### AVAILABLE RECORDS

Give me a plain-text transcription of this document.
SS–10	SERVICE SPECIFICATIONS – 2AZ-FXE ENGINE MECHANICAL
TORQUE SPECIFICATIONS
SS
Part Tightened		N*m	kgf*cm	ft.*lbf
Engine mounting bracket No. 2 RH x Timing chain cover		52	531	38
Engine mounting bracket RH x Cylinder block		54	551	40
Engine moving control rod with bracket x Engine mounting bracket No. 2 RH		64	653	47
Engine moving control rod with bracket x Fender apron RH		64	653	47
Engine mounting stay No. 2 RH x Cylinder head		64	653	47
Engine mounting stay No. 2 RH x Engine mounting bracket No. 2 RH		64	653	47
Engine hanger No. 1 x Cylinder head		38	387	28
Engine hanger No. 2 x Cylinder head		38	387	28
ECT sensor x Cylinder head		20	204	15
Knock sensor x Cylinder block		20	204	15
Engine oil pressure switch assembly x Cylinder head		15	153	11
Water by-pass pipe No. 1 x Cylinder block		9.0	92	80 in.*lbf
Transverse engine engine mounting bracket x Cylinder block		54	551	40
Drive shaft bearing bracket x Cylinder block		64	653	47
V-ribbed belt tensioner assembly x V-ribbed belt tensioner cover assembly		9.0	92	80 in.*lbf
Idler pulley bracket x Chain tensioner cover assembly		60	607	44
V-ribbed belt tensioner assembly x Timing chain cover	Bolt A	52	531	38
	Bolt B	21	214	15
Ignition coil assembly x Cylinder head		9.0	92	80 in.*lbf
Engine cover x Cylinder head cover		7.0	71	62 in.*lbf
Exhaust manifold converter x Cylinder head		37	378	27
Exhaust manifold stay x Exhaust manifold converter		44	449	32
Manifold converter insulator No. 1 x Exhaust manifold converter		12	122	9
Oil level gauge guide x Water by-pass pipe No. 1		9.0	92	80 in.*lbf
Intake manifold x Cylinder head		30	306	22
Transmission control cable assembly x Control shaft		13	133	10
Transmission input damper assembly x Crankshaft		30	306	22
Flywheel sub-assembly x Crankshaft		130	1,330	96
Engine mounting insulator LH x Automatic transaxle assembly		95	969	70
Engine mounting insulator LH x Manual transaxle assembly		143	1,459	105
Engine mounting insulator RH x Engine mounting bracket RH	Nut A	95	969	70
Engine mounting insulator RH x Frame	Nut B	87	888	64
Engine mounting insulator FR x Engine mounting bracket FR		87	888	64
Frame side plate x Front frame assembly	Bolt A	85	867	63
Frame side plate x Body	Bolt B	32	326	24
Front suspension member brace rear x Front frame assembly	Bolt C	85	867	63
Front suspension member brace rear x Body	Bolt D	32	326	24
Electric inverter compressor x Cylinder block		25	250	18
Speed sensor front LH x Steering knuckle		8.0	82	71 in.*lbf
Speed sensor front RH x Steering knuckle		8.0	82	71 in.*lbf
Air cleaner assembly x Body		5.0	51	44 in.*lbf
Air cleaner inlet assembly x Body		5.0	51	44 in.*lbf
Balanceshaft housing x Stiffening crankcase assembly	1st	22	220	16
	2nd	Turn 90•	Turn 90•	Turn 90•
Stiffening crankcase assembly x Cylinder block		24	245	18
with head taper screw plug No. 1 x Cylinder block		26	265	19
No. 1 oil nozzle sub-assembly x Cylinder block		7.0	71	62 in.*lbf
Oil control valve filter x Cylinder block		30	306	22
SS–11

### WORK TO DO
Check each line of the entries above for the word "side". List the ones that have it.

### EXPECTED ANSWER
Frame side plate x Front frame assembly	Bolt A	85	867	63
Frame side plate x Body	Bolt B	32	326	24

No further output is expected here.